▶ **Requirements**: Copy each line where the word "this" occurs.

▶ **Provided data**:
__________________________________________________

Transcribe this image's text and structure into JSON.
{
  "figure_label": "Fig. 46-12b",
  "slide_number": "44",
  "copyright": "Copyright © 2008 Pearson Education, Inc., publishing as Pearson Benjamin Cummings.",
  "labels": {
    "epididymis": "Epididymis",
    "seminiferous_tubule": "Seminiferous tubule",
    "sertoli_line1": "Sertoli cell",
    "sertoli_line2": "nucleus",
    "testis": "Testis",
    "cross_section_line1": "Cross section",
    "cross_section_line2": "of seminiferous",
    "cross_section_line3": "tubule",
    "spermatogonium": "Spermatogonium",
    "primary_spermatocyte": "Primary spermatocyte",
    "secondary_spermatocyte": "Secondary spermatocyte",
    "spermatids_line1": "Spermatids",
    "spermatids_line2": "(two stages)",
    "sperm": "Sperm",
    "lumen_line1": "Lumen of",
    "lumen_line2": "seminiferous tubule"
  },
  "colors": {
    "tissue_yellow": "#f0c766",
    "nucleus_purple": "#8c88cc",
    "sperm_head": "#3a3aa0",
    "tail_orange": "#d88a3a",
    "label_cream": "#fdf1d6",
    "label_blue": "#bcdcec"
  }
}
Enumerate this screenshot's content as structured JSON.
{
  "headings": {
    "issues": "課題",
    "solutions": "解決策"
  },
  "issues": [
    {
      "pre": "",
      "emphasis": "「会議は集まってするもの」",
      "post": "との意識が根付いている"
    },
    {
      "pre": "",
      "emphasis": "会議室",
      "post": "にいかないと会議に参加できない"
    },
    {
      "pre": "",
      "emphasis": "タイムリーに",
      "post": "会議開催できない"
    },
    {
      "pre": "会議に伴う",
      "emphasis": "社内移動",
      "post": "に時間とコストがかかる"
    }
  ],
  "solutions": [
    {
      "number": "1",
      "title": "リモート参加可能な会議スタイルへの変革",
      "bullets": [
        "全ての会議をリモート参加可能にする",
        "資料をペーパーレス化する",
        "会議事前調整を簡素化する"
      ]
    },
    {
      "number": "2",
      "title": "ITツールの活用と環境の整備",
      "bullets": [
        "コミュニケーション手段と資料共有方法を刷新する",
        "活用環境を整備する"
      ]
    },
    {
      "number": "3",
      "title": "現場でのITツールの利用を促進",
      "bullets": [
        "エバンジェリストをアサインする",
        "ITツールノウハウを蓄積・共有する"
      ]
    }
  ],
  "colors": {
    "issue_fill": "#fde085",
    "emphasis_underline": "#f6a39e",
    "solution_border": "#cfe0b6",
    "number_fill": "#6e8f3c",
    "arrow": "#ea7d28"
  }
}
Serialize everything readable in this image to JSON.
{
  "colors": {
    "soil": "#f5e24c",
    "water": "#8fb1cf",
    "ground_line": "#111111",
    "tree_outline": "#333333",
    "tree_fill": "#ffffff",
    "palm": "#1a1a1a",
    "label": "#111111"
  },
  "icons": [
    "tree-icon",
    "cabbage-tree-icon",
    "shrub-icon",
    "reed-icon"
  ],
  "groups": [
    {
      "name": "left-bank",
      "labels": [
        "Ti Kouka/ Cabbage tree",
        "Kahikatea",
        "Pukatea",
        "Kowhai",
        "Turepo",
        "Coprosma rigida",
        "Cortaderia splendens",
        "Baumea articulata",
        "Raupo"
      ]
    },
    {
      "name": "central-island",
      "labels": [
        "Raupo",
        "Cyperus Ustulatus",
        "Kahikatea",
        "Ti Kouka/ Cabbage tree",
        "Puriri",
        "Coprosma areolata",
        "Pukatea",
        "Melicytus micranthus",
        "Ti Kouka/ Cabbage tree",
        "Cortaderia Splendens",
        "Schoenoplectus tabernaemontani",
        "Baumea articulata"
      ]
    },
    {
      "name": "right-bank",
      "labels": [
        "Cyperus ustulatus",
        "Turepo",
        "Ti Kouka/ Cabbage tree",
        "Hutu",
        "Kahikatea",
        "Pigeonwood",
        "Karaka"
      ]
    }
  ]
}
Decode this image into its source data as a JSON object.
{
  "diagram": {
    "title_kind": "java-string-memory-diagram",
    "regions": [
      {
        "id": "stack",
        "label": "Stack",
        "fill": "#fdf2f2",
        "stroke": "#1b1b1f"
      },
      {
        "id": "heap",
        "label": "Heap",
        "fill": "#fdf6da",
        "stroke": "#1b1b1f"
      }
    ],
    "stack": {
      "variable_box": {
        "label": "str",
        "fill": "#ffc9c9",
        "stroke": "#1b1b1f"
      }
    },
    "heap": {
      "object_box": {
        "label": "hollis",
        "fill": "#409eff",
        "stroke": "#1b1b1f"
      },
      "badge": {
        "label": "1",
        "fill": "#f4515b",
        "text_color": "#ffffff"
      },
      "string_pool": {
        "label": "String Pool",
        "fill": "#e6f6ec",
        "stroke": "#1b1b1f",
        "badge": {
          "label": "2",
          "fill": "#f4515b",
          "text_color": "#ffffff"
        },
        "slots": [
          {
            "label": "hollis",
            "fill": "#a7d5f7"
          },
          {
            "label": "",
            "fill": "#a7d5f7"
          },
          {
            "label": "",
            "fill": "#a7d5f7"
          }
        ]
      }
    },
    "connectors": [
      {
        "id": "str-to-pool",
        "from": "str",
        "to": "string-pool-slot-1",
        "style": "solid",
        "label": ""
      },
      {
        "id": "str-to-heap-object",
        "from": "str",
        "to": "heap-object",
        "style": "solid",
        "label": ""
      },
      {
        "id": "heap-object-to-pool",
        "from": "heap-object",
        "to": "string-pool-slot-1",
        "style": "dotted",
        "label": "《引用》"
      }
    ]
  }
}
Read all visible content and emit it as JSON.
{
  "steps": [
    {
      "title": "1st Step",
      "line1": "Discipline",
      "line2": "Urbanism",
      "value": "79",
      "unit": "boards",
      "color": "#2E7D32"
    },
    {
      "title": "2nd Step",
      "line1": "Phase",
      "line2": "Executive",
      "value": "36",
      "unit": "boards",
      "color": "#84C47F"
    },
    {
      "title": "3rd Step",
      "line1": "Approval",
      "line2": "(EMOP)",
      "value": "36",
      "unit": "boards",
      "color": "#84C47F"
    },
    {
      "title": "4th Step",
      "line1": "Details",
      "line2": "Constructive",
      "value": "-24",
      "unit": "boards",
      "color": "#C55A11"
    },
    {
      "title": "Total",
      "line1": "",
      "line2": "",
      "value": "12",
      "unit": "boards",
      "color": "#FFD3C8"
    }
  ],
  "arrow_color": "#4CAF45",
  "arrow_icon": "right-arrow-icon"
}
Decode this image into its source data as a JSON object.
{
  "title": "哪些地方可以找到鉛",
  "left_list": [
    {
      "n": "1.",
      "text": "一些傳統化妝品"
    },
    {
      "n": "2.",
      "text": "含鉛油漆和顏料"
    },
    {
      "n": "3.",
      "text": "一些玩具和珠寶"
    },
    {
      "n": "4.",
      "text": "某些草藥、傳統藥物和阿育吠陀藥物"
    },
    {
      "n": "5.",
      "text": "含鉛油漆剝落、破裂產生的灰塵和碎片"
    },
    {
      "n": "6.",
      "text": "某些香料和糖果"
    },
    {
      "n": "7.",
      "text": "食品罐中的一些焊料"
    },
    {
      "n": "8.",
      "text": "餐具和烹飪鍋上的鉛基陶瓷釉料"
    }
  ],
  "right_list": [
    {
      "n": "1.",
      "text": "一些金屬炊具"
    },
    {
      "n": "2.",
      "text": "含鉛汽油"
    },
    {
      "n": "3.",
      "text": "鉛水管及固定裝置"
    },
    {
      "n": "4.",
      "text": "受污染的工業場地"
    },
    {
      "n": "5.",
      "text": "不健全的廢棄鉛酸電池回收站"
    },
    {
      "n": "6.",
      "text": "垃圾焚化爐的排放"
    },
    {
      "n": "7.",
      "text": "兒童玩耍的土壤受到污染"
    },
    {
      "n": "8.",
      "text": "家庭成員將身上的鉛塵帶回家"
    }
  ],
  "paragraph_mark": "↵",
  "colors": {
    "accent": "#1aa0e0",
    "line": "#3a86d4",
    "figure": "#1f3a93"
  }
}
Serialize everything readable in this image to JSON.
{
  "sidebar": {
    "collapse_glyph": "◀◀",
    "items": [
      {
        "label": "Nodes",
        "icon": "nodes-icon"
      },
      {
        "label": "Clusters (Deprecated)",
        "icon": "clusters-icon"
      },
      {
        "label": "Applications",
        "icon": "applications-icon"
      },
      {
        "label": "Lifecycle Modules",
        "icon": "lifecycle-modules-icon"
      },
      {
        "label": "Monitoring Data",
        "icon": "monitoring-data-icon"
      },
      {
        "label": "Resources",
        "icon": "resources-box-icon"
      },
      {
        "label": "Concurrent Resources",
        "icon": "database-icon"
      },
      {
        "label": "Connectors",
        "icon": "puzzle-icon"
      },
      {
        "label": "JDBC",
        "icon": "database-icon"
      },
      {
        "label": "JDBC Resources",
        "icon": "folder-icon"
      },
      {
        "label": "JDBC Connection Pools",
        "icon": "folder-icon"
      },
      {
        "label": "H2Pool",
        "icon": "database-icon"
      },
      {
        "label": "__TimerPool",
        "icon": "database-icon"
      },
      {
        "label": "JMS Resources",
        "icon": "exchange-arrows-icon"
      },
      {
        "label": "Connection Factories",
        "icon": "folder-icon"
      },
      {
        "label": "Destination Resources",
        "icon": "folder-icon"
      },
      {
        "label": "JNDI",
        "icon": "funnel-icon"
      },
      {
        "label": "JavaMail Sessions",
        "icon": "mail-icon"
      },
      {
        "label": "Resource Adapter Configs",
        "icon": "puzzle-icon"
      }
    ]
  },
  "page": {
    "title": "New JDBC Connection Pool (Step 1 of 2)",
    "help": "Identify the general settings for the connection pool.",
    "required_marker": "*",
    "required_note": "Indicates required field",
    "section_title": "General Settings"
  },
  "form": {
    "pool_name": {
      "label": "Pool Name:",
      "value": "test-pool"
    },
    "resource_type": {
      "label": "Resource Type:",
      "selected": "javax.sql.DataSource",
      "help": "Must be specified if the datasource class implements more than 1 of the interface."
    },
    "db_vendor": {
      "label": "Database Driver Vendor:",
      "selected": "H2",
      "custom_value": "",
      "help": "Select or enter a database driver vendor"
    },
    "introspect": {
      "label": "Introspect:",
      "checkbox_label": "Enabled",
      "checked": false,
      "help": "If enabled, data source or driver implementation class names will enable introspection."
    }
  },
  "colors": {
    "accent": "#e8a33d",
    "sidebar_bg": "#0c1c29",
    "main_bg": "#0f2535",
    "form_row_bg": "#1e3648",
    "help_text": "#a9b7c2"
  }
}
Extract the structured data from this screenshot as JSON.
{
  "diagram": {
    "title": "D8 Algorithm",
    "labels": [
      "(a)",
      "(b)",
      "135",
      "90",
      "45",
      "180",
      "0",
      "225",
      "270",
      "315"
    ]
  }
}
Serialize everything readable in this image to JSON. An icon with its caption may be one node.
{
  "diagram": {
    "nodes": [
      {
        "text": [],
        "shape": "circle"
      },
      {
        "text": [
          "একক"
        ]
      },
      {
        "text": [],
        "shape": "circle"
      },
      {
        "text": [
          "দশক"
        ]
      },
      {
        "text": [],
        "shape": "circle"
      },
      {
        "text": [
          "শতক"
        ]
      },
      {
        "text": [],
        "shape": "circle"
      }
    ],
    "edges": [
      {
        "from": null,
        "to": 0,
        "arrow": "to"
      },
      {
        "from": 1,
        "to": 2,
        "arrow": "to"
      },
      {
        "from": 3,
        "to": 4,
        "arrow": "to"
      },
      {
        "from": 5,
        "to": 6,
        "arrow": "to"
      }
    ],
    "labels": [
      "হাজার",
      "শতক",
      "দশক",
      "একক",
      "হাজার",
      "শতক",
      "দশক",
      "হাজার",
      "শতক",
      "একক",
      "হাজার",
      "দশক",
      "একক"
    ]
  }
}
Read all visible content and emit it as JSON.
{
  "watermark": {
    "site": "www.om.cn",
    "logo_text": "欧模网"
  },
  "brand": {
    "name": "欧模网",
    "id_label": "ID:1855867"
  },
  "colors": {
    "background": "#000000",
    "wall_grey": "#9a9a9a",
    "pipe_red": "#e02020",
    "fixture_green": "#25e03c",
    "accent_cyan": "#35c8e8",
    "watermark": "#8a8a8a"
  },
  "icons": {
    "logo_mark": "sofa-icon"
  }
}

__________________________________________________

▶ **Exercise response**:
Transcribe this image's text and structure into JSON.
Enumerate this screenshot's content as structured JSON.
Serialize everything readable in this image to JSON.
Decode this image into its source data as a JSON object.
Decode this image into its source data as a JSON object.
Serialize everything readable in this image to JSON.
Extract the structured data from this screenshot as JSON.
Serialize everything readable in this image to JSON. An icon with its caption may be one node.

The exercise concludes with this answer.